The word to find is "Performance". State how many lines below contain it, giving only the number.
---*---
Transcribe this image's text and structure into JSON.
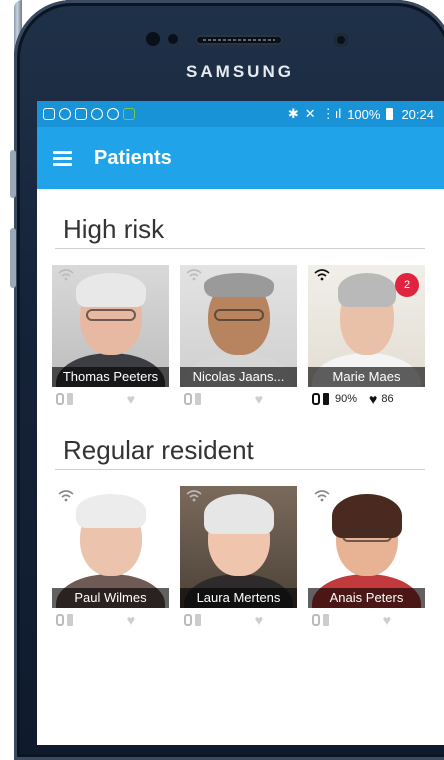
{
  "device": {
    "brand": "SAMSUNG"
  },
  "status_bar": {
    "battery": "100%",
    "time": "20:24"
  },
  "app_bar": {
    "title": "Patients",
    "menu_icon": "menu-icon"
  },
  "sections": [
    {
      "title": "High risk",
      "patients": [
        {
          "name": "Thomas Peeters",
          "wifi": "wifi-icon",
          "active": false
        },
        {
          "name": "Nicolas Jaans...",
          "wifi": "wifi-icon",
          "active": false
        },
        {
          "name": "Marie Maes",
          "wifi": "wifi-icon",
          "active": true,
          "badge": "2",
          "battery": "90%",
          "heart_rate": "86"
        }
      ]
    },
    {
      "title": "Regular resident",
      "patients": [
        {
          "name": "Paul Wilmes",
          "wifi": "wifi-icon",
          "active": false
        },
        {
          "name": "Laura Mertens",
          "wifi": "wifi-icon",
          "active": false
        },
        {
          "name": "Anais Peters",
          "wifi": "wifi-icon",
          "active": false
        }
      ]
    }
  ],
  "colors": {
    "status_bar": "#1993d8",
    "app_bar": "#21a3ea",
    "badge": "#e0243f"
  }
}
---*---
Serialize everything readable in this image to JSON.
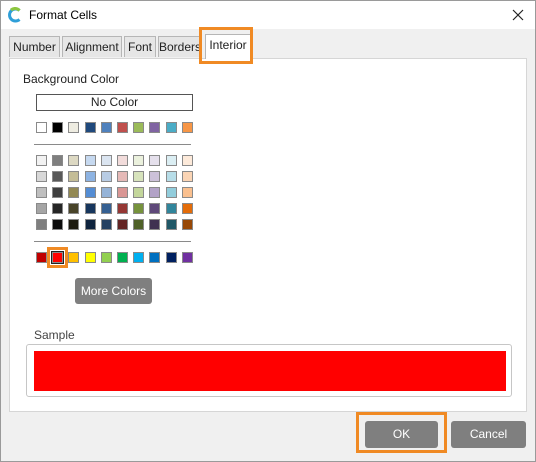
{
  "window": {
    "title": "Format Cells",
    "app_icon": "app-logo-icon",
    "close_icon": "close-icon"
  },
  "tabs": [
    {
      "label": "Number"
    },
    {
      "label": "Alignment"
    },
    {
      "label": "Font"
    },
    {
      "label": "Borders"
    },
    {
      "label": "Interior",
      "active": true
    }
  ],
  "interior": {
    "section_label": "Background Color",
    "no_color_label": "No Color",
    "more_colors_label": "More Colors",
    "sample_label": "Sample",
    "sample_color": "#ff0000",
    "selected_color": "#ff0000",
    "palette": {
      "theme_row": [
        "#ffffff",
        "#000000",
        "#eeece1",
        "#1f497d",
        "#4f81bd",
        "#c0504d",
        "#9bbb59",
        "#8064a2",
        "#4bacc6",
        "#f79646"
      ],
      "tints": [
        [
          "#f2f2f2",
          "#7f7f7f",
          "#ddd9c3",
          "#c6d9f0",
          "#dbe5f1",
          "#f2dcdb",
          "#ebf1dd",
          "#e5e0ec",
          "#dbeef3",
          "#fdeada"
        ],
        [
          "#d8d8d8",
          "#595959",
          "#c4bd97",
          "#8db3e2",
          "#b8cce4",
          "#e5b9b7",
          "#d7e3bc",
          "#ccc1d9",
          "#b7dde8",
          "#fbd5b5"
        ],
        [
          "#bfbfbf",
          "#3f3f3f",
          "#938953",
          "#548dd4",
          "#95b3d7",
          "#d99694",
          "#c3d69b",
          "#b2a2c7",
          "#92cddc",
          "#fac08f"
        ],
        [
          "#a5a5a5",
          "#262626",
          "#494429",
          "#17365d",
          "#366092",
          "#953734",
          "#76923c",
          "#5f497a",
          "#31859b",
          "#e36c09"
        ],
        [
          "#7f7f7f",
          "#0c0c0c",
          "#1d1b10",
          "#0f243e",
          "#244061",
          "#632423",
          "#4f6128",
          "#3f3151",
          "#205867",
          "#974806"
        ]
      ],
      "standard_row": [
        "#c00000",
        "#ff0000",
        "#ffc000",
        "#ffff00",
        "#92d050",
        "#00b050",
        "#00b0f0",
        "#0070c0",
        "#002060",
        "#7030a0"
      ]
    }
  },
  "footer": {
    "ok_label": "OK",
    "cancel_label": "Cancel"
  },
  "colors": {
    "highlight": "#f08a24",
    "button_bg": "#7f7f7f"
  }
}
---*---
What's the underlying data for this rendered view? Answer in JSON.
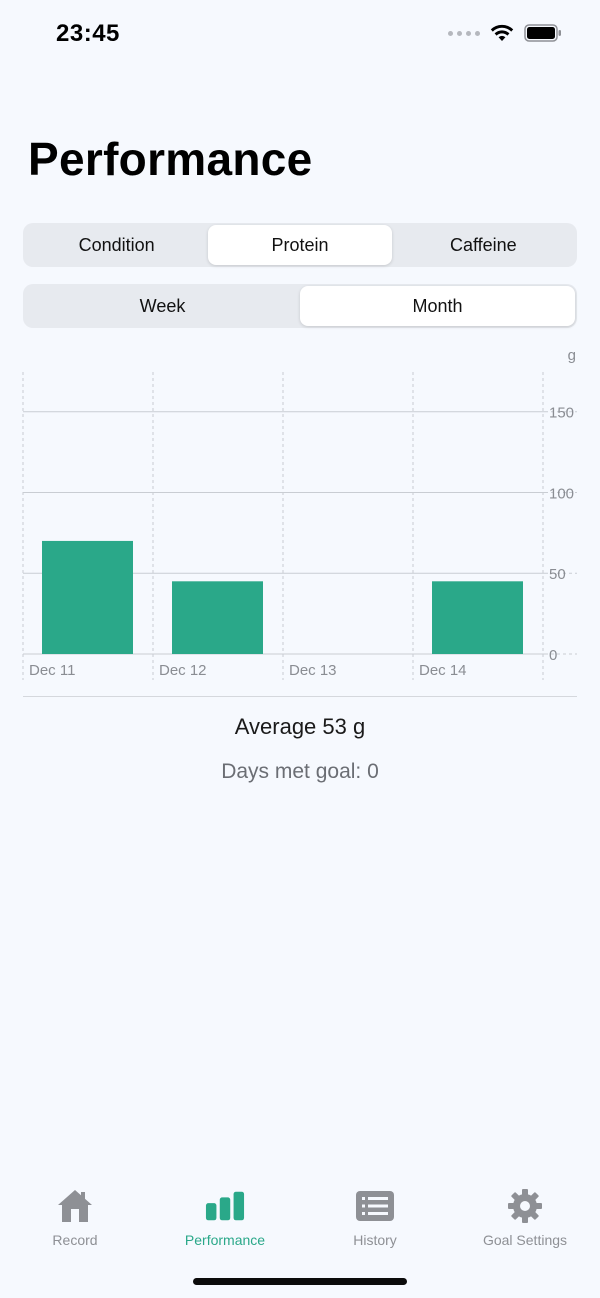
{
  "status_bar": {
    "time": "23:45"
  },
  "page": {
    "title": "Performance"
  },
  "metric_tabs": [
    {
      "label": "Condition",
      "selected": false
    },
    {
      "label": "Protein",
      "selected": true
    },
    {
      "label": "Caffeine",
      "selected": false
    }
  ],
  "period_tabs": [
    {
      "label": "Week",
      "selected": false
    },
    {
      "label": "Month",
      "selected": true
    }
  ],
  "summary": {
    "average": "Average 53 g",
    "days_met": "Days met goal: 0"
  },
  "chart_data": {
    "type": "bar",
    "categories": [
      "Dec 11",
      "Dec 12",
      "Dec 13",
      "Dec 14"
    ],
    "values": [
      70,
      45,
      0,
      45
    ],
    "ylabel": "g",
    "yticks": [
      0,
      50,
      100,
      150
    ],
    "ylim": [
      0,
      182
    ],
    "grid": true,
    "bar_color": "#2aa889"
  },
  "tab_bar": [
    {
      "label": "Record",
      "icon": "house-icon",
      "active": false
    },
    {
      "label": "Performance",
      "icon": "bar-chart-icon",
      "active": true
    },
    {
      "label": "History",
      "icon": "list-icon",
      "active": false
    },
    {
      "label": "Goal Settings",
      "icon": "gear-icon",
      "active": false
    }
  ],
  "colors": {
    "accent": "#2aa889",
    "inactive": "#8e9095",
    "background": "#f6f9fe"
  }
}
---*---
Written answer
2